TO DO: Which lines in the records below contain the word "Chronic"? Copy each of them.

Figure dataset records:
## BEGIN

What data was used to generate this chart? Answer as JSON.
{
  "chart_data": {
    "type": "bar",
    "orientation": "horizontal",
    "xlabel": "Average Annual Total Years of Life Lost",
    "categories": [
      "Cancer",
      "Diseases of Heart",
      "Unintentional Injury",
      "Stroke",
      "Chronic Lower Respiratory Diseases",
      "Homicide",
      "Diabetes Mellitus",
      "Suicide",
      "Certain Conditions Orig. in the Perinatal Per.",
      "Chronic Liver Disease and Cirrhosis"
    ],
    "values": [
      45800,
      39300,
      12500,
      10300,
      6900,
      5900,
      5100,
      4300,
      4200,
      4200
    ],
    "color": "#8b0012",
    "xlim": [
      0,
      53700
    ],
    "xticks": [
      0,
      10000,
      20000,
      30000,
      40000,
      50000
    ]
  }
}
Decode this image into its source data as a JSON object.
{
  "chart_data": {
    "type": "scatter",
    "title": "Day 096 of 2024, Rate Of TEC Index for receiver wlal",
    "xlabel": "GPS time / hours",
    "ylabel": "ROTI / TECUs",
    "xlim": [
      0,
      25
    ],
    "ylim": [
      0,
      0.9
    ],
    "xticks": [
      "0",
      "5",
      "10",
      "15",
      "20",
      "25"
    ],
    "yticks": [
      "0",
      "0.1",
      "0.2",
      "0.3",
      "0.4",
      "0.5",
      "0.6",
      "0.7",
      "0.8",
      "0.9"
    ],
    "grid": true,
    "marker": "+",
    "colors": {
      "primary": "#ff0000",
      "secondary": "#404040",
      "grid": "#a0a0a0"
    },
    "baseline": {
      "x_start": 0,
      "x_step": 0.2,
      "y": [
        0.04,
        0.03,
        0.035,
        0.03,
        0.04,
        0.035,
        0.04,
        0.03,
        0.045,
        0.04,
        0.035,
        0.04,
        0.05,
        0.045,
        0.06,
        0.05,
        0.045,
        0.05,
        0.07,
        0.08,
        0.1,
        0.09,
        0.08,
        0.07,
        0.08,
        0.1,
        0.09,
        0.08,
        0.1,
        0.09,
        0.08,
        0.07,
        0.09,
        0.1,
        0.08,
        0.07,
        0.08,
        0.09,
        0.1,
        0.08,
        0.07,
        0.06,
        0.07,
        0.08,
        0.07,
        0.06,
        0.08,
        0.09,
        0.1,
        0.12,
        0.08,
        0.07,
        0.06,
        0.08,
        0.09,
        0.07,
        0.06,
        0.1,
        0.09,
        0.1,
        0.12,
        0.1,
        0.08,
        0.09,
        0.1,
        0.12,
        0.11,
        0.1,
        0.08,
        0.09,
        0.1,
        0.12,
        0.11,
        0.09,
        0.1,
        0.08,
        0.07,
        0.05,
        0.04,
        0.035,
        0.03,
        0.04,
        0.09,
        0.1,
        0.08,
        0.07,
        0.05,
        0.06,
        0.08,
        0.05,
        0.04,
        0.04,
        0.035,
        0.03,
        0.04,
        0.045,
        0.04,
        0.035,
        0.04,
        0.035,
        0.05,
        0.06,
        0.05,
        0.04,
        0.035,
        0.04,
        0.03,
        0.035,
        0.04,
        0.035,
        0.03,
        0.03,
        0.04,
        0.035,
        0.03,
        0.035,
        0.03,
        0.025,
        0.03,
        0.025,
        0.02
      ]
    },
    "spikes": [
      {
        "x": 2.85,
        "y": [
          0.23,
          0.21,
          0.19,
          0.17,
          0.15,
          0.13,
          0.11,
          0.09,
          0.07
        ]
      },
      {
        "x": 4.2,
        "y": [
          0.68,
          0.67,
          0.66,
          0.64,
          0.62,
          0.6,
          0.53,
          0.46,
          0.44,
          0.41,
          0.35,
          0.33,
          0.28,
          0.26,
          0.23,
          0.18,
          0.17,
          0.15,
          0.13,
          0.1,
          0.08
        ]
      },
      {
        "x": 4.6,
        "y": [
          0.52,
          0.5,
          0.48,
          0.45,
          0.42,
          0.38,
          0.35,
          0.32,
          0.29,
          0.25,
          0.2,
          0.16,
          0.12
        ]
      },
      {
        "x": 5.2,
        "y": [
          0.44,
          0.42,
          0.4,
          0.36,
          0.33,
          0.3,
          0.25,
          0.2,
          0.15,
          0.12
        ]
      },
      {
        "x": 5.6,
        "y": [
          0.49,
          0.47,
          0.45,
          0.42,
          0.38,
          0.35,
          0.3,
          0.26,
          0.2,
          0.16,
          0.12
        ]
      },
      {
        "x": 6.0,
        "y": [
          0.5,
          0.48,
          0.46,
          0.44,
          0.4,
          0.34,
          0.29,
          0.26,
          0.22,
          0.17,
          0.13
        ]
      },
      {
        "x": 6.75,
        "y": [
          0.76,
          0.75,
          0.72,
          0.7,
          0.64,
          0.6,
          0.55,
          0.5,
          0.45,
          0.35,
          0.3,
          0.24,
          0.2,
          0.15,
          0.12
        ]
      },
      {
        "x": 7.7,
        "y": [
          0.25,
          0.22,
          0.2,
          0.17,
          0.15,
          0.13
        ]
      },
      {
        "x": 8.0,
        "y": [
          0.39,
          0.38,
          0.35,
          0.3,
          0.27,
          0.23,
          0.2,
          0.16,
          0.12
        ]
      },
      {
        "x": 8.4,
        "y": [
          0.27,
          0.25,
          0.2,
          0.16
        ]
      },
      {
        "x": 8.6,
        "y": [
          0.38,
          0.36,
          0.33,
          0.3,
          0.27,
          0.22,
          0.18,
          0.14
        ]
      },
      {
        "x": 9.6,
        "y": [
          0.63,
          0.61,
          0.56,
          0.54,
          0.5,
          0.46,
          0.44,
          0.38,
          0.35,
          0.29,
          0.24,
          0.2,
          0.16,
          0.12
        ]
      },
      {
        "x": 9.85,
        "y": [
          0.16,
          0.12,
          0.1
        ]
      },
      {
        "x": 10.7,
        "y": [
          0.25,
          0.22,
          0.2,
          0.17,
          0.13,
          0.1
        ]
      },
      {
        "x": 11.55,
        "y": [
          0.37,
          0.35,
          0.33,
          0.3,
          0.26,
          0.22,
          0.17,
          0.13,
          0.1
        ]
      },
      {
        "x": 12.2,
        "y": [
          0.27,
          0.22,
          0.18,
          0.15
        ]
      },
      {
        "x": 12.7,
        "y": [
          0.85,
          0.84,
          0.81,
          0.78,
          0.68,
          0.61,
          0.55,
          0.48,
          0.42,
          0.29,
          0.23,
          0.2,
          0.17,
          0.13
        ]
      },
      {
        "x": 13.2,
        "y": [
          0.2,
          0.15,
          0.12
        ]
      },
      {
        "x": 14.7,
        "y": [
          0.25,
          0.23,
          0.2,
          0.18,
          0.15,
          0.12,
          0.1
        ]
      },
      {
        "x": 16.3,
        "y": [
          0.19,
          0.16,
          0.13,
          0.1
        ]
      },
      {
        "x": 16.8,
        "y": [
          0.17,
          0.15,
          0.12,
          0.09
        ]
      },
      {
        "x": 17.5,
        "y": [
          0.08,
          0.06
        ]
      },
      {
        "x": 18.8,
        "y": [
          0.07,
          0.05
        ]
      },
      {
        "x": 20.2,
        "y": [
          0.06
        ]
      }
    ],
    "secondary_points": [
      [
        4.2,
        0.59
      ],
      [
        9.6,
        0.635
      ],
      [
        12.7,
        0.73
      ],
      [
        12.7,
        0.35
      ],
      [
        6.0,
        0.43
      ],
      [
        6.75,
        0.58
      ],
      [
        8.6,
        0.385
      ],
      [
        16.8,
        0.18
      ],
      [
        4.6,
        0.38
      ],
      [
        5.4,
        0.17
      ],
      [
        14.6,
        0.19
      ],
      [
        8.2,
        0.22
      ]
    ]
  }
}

## END

ANSWER TO THIS TASK:
      "Chronic Lower Respiratory Diseases",
      "Chronic Liver Disease and Cirrhosis"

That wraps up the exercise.